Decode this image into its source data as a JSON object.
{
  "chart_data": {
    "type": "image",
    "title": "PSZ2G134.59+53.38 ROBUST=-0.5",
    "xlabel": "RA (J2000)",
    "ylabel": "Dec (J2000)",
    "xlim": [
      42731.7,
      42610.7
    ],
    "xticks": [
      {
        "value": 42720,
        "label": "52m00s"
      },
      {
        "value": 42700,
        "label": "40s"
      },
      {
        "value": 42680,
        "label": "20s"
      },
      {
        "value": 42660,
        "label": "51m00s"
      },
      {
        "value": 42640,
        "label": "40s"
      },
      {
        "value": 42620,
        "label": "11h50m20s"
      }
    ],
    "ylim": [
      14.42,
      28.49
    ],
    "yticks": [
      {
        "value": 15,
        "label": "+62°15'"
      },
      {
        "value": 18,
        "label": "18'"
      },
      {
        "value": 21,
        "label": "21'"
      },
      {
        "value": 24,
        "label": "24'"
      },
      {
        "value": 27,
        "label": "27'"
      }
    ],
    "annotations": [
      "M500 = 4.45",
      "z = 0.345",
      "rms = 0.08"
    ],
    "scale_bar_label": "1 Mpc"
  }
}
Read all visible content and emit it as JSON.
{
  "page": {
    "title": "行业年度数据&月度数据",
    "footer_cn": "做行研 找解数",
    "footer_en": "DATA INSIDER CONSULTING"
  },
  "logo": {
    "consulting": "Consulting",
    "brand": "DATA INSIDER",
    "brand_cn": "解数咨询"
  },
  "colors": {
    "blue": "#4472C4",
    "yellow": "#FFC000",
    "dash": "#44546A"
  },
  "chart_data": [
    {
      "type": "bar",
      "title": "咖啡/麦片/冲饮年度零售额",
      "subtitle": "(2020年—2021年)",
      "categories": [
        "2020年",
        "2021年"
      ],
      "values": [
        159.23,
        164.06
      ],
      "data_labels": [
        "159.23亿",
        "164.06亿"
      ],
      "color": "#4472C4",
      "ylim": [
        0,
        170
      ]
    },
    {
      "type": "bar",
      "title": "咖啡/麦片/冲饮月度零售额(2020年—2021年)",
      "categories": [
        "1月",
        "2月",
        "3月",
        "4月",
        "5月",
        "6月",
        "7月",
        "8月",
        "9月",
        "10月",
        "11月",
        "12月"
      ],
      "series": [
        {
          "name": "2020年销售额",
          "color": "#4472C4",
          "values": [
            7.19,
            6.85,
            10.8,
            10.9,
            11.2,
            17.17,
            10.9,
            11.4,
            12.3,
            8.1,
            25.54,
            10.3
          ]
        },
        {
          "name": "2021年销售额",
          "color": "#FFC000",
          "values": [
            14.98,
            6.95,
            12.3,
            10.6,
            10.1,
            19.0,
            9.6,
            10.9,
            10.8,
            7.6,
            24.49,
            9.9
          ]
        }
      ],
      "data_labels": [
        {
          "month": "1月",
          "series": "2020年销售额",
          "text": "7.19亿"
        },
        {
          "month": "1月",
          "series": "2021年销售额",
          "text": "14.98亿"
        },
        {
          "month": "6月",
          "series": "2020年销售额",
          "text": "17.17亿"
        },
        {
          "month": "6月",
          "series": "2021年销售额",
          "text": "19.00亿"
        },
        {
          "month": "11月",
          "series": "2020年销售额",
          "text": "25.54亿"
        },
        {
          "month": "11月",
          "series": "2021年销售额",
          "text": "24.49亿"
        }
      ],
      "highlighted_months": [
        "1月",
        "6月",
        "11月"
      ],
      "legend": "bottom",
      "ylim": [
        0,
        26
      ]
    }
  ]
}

**What the task asks**
Which lines hold the string "text"? Copy all of them from the data above.

**Exercise result**
          "text": "7.19亿"
          "text": "14.98亿"
          "text": "17.17亿"
          "text": "19.00亿"
          "text": "25.54亿"
          "text": "24.49亿"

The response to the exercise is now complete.